**YOUR OBJECTIVE**
Please edit the material starting with the line with "colorbar-tick-label: −0.5 [447,547,481,562]" and going on through the line with "contour-1016-pacific-high-outer [375,168,716,431]", replacing "coast-caribbean" with "coast-caribbean-sea" and leaving everything else unchanged. Give back only those lines.

***** RECORDS SUPPLIED

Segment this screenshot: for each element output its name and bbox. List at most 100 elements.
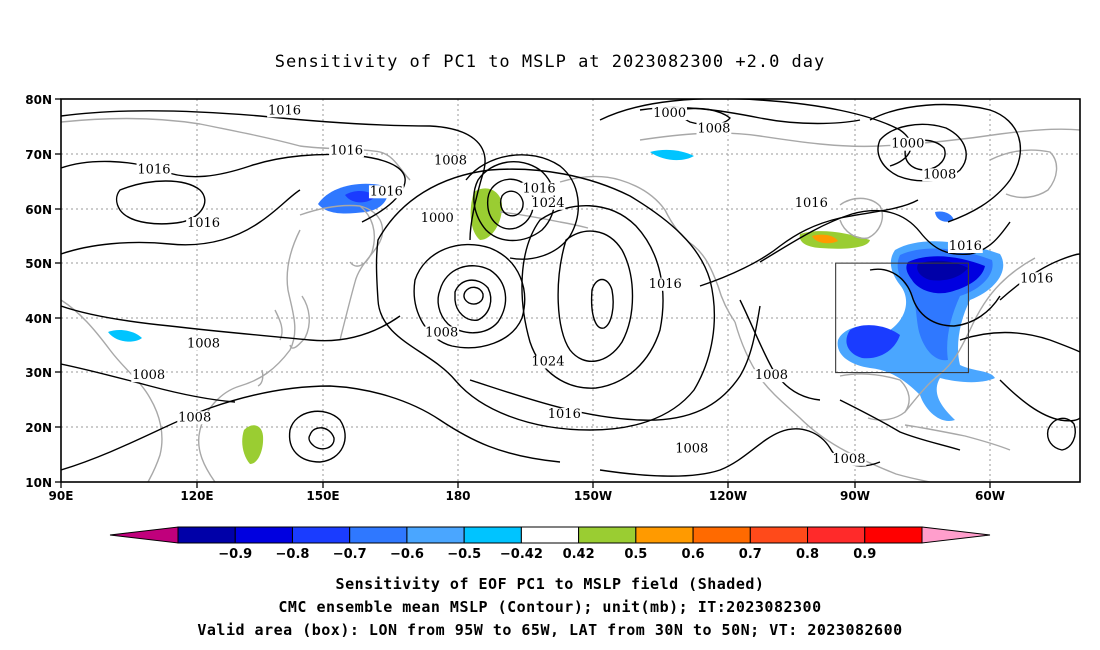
colorbar-tick-label: −0.5 [447,547,481,562]
shade-negative-siberia-core [345,191,375,203]
lat-label-60n: 60N [25,203,52,217]
colorbar-tick-label: −0.9 [218,547,252,562]
lat-label-80n: 80N [25,93,52,107]
contour-label: 1016 [523,182,556,197]
contour-label-bg [831,452,867,466]
colorbar-tick-label: 0.9 [853,547,876,562]
contour-label-bg [890,137,926,151]
contour-label-bg [674,442,710,456]
coast-asia-arctic [61,117,411,181]
contour-1012-atlantic [999,379,1080,422]
colorbar-swatch [349,526,408,544]
lat-label-20n: 20N [25,421,52,435]
gridlines [61,99,1080,482]
tick-marks [55,98,991,488]
contour-label-bg [177,411,213,425]
contour-label-bg [647,277,683,291]
contour-label-bg [754,369,789,383]
contour-1008-bering-low [473,161,556,242]
contour-label: 1016 [137,162,170,177]
colorbar-swatch [749,526,809,544]
caption-line-2: CMC ensemble mean MSLP (Contour); unit(m… [278,598,821,616]
contour-label: 1008 [755,368,788,383]
contour-label-bg [131,369,167,383]
contour-label: 1000 [891,137,924,152]
contour-1004-aleutian-low [437,265,507,334]
coast-gulf-coast [839,373,910,421]
contour-label-bg [433,154,468,168]
colorbar-upper-extend [921,526,991,544]
coast-caribbean [904,424,1011,451]
lat-label-30n: 30N [25,366,52,380]
colorbar-tick-label: −0.7 [333,547,367,562]
contour-1008-north-atlantic [869,103,1021,223]
contour-label-bg [329,144,364,158]
contour-1008-gulf [839,399,961,451]
contour-1020-pacific-high [521,204,664,389]
contour-1016-pacific-high-outer [375,168,716,431]
contour-label: 1016 [1020,271,1053,286]
contour-label-bg [186,217,221,231]
contour-1024-pacific-high [557,230,634,363]
colorbar-swatch [520,526,580,544]
contour-label: 1000 [421,211,454,226]
caption-line-3: Valid area (box): LON from 95W to 65W, L… [197,621,902,639]
contour-label: 1016 [187,216,220,231]
colorbar-tick-label: −0.42 [500,547,543,562]
contour-1016-east-us [869,268,1001,327]
coast-hudson-bay [839,197,884,239]
lon-label-60w: 60W [975,489,1005,503]
contour-1016-asia-south [61,189,301,255]
contour-label-bg [922,168,958,182]
coast-kamchatka [349,205,376,267]
contour-1012-caribbean [1046,417,1076,451]
shade-negative-atlantic [935,211,954,222]
colorbar-tick-label: 0.6 [682,547,705,562]
contour-label: 1008 [675,441,708,456]
colorbar-swatch [234,526,293,544]
lon-label-120e: 120E [180,489,213,503]
contour-label-bg [368,185,404,199]
colorbar-tick-label: −0.6 [390,547,424,562]
colorbar-tick-label: 0.8 [796,547,819,562]
contour-1000-bering-low [499,190,524,217]
shade-positive-bering [470,188,503,240]
map-frame [60,98,1081,483]
colorbar-swatch [864,526,923,544]
colorbar-tick-label: 0.5 [624,547,647,562]
contour-1008-asia [61,305,401,342]
lon-label-90w: 90W [840,489,870,503]
contour-label: 1008 [178,410,211,425]
shade-negative-india [108,330,142,342]
contour-label: 1008 [832,452,865,467]
lat-label-10n: 10N [25,476,52,490]
contour-label: 1008 [697,121,730,136]
colorbar-tick-label: 0.42 [563,547,595,562]
lat-label-40n: 40N [25,312,52,326]
contour-label-bg [136,163,172,177]
lon-label-120w: 120W [709,489,747,503]
contour-label: 1008 [425,325,458,340]
contour-labels: 1016 1000 1008 1000 1016 1016 1008 1008 1016 1016… [131,103,1055,467]
coast-east-asia [198,229,301,482]
contour-label: 1016 [795,196,828,211]
contour-label: 1008 [923,167,956,182]
contour-1016-west-canada [699,199,919,287]
map-panel: 1016 1000 1008 1000 1016 1016 1008 1008 1016 1016… [25,93,1081,503]
coast-india-se-asia [61,299,163,482]
contour-label-bg [947,240,983,254]
colorbar-swatch [692,526,751,544]
contour-label-bg [530,196,566,210]
longitude-labels: 90E 120E 150E 180 150W 120W 90W 60W [49,489,1005,503]
caption-line-1: Sensitivity of EOF PC1 to MSLP field (Sh… [336,575,765,593]
contour-label: 1016 [330,143,363,158]
contour-label: 1016 [548,407,581,422]
contour-label-bg [424,326,460,340]
latitude-labels: 80N 70N 60N 50N 40N 30N 20N 10N [25,93,52,490]
contour-1016-east-pacific [469,305,761,421]
coast-east-us [904,257,1036,413]
contour-label: 1024 [531,196,564,211]
shade-positive-philippine-sea [242,425,264,464]
colorbar-swatch [635,526,694,544]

**********

**WRITTEN SOLUTION**
colorbar-tick-label: −0.5 [447,547,481,562]
shade-negative-siberia-core [345,191,375,203]
lat-label-60n: 60N [25,203,52,217]
colorbar-tick-label: −0.9 [218,547,252,562]
lat-label-80n: 80N [25,93,52,107]
contour-label: 1016 [523,182,556,197]
contour-label-bg [831,452,867,466]
colorbar-tick-label: 0.9 [853,547,876,562]
contour-label-bg [890,137,926,151]
contour-label-bg [674,442,710,456]
coast-asia-arctic [61,117,411,181]
contour-1012-atlantic [999,379,1080,422]
colorbar-swatch [349,526,408,544]
lat-label-20n: 20N [25,421,52,435]
gridlines [61,99,1080,482]
tick-marks [55,98,991,488]
contour-label-bg [177,411,213,425]
contour-label-bg [647,277,683,291]
contour-label-bg [754,369,789,383]
contour-1008-bering-low [473,161,556,242]
contour-label: 1016 [137,162,170,177]
colorbar-swatch [749,526,809,544]
caption-line-2: CMC ensemble mean MSLP (Contour); unit(m… [278,598,821,616]
contour-label: 1008 [755,368,788,383]
contour-label-bg [131,369,167,383]
contour-label: 1000 [891,137,924,152]
contour-1004-aleutian-low [437,265,507,334]
coast-gulf-coast [839,373,910,421]
contour-label-bg [433,154,468,168]
colorbar-upper-extend [921,526,991,544]
coast-caribbean-sea [904,424,1011,451]
lat-label-30n: 30N [25,366,52,380]
colorbar-tick-label: −0.7 [333,547,367,562]
contour-1008-north-atlantic [869,103,1021,223]
contour-label-bg [329,144,364,158]
contour-1008-gulf [839,399,961,451]
contour-1020-pacific-high [521,204,664,389]
contour-1016-pacific-high-outer [375,168,716,431]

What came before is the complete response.